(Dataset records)

┌────────

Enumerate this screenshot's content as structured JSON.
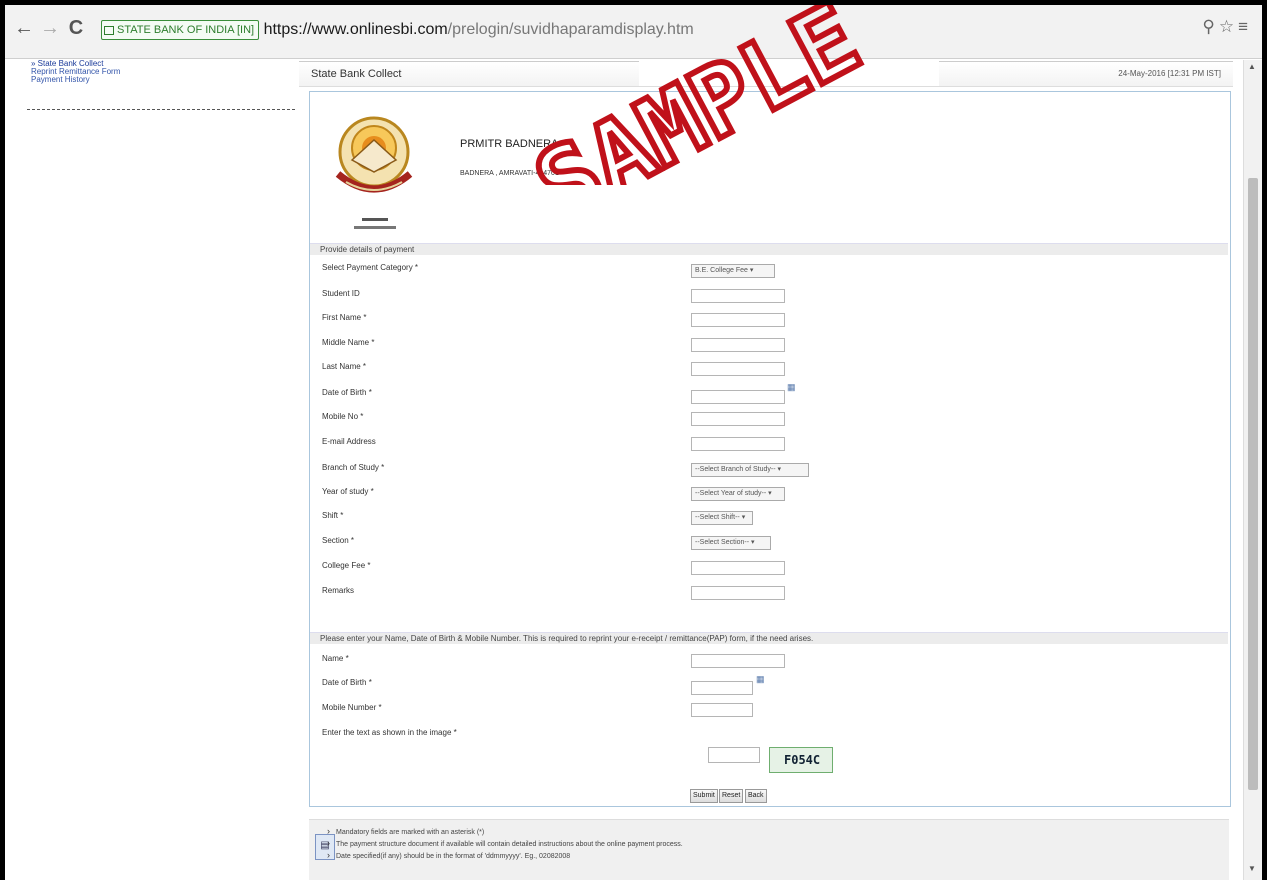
{
  "browser": {
    "security_badge": "STATE BANK OF INDIA [IN]",
    "url_protocol": "https://",
    "url_host": "www.onlinesbi.com",
    "url_path": "/prelogin/suvidhaparamdisplay.htm"
  },
  "sidebar": {
    "items": [
      {
        "label": "» State Bank Collect"
      },
      {
        "label": "Reprint Remittance Form"
      },
      {
        "label": "Payment History"
      }
    ]
  },
  "header": {
    "title": "State Bank Collect",
    "datetime": "24-May-2016 [12:31 PM IST]"
  },
  "institution": {
    "name": "PRMITR BADNERA",
    "address": "BADNERA , AMRAVATI-444701"
  },
  "form": {
    "section1_heading": "Provide details of payment",
    "fields": {
      "payment_category": {
        "label": "Select Payment Category *",
        "value": "B.E. College Fee"
      },
      "student_id": {
        "label": "Student ID"
      },
      "first_name": {
        "label": "First Name *"
      },
      "middle_name": {
        "label": "Middle Name *"
      },
      "last_name": {
        "label": "Last Name *"
      },
      "dob": {
        "label": "Date of Birth *"
      },
      "mobile": {
        "label": "Mobile No *"
      },
      "email": {
        "label": "E-mail Address"
      },
      "branch": {
        "label": "Branch of Study *",
        "value": "--Select Branch of Study--"
      },
      "year": {
        "label": "Year of study *",
        "value": "--Select Year of study--"
      },
      "shift": {
        "label": "Shift *",
        "value": "--Select Shift--"
      },
      "section": {
        "label": "Section *",
        "value": "--Select Section--"
      },
      "college_fee": {
        "label": "College Fee *"
      },
      "remarks": {
        "label": "Remarks"
      }
    },
    "section2_heading": "Please enter your Name, Date of Birth & Mobile Number. This is required to reprint your e-receipt / remittance(PAP) form, if the need arises.",
    "reprint": {
      "name": {
        "label": "Name *"
      },
      "dob": {
        "label": "Date of Birth *"
      },
      "mobile": {
        "label": "Mobile Number *"
      },
      "captcha_label": "Enter the text as shown in the image *",
      "captcha_text": "F054C"
    },
    "buttons": {
      "submit": "Submit",
      "reset": "Reset",
      "back": "Back"
    }
  },
  "notes": [
    "Mandatory fields are marked with an asterisk (*)",
    "The payment structure document if available will contain detailed instructions about the online payment process.",
    "Date specified(if any) should be in the format of 'ddmmyyyy'. Eg., 02082008"
  ],
  "watermark": {
    "text": "SAMPLE",
    "color": "#c0111a"
  }
}
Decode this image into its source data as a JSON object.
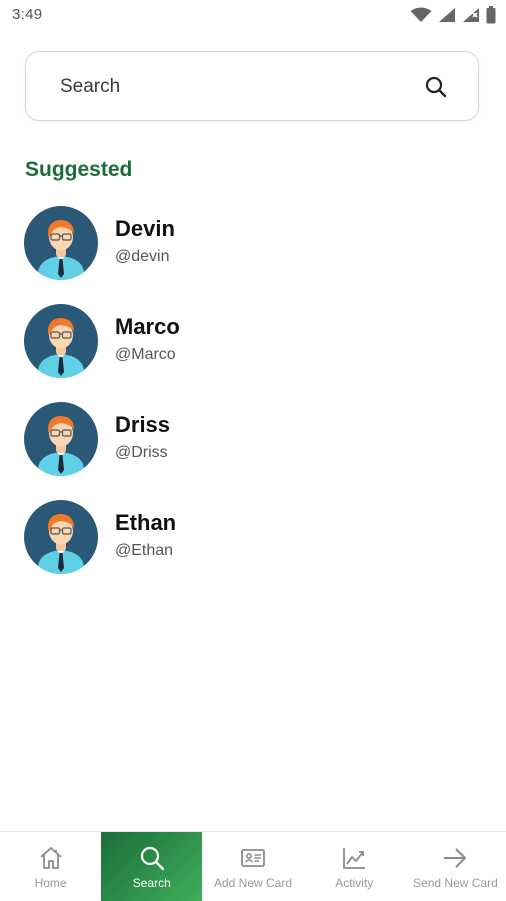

└────────

**Problem to work on:** Each line above that holds the string "JSON" should be copied and shown.

**Complete response:**
Enumerate this screenshot's content as structured JSON.
Decode this image into its source data as a JSON object.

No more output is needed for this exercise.